**Supplied material**
· · · ·

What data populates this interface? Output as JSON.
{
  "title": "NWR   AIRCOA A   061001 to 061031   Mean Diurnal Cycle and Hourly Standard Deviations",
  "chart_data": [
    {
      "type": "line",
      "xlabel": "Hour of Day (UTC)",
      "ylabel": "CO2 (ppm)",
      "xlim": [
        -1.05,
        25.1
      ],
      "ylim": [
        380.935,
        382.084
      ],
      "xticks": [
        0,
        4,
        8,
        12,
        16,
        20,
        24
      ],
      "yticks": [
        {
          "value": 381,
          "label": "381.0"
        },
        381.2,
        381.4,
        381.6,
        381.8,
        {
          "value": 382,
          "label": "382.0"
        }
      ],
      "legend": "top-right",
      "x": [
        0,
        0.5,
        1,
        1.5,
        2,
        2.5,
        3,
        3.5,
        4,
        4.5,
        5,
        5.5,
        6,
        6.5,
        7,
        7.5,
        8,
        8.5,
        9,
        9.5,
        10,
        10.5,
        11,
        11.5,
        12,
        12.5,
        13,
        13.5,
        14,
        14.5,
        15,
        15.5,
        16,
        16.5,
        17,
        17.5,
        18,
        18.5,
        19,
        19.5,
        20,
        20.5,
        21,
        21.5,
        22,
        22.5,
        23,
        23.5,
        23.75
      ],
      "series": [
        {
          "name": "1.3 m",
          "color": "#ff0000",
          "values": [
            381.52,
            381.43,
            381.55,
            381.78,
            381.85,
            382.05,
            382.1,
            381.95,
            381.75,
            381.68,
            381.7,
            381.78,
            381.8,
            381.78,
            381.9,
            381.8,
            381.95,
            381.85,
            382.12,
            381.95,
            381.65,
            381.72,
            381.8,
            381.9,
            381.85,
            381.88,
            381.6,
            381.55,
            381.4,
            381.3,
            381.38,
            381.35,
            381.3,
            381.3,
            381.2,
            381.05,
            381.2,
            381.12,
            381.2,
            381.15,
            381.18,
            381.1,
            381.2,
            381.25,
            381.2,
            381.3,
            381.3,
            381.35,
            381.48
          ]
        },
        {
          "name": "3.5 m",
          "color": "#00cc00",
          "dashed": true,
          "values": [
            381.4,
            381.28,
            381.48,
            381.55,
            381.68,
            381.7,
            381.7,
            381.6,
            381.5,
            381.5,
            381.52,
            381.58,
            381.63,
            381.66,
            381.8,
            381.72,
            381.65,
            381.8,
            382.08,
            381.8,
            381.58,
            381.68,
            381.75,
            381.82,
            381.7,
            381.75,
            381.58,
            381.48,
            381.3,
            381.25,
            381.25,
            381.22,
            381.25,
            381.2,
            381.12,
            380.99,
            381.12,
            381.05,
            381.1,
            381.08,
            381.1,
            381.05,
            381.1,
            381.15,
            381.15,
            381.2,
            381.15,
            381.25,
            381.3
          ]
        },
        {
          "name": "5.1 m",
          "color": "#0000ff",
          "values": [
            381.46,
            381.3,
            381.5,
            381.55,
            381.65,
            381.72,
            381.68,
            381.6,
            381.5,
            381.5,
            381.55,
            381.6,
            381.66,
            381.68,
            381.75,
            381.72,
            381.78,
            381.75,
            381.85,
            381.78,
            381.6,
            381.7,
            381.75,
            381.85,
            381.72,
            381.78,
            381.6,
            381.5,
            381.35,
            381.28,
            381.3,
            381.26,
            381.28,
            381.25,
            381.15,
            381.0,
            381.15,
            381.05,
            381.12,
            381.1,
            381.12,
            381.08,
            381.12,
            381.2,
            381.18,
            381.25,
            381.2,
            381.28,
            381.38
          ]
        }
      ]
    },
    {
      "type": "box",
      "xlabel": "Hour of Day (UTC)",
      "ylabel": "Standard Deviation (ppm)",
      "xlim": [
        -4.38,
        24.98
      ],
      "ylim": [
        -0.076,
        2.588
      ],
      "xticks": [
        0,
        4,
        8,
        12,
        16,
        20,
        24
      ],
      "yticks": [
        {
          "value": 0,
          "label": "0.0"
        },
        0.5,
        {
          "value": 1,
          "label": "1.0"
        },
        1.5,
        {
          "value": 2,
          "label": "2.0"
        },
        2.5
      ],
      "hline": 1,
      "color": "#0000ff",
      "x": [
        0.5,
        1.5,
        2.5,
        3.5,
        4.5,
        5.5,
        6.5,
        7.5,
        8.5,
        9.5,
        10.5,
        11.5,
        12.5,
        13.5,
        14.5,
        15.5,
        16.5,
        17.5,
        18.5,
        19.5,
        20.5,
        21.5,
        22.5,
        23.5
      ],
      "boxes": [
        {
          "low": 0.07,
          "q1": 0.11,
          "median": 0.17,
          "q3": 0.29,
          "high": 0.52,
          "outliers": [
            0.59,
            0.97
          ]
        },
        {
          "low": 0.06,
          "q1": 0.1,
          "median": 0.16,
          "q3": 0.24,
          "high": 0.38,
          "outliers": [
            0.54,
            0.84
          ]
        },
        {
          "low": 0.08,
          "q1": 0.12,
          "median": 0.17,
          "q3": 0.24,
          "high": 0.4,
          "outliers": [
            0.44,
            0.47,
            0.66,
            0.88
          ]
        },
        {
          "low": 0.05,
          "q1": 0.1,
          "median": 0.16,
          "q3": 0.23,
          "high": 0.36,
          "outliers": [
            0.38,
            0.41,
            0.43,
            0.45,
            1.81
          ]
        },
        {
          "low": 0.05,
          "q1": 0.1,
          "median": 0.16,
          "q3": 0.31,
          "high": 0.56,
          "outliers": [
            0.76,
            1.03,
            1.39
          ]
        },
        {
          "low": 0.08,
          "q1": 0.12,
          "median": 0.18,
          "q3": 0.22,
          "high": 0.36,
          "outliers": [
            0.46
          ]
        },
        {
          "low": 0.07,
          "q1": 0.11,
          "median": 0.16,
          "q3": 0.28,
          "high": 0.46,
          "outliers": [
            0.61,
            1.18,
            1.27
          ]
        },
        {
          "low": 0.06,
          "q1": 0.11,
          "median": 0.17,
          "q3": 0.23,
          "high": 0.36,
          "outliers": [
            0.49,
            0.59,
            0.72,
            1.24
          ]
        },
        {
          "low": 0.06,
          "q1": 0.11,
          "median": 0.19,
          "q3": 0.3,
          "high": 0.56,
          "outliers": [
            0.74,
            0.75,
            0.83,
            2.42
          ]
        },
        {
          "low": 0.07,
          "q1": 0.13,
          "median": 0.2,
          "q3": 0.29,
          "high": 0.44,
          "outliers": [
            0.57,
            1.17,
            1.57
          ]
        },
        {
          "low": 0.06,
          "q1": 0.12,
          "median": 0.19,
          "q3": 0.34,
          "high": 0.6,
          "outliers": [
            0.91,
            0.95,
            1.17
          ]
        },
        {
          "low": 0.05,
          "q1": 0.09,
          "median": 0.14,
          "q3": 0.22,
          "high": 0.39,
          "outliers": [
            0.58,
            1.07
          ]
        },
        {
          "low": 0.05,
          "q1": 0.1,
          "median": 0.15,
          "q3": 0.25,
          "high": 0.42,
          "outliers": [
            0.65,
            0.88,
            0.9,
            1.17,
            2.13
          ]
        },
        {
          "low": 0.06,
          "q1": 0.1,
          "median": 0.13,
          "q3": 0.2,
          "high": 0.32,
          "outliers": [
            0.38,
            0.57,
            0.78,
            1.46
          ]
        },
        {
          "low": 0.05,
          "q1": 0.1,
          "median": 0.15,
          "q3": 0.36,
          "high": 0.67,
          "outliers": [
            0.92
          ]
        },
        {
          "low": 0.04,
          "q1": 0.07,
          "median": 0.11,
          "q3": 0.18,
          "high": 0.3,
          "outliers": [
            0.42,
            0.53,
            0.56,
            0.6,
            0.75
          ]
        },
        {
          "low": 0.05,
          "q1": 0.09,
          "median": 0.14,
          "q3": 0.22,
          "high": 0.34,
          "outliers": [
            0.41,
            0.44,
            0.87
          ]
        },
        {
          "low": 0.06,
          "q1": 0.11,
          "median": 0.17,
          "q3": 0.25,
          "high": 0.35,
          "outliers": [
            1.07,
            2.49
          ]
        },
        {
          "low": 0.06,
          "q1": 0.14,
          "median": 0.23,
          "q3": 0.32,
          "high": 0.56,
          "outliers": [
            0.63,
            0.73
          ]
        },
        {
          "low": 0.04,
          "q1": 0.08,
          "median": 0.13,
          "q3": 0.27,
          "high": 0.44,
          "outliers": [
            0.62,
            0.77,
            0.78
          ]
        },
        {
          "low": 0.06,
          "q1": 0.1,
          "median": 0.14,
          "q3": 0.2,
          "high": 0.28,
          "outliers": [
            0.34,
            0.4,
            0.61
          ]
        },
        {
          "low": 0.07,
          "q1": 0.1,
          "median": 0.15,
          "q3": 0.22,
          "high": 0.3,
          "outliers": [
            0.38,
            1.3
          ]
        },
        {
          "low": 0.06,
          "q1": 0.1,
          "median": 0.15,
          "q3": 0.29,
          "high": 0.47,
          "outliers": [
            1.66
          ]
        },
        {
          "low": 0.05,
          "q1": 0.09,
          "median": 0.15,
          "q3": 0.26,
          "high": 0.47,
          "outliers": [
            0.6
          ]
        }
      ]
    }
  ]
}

· · · ·

**Problem to solve**
Report every line containing the word "color" from the listing above.

**Exercise output**
          "color": "#ff0000",
          "color": "#00cc00",
          "color": "#0000ff",
      "color": "#0000ff",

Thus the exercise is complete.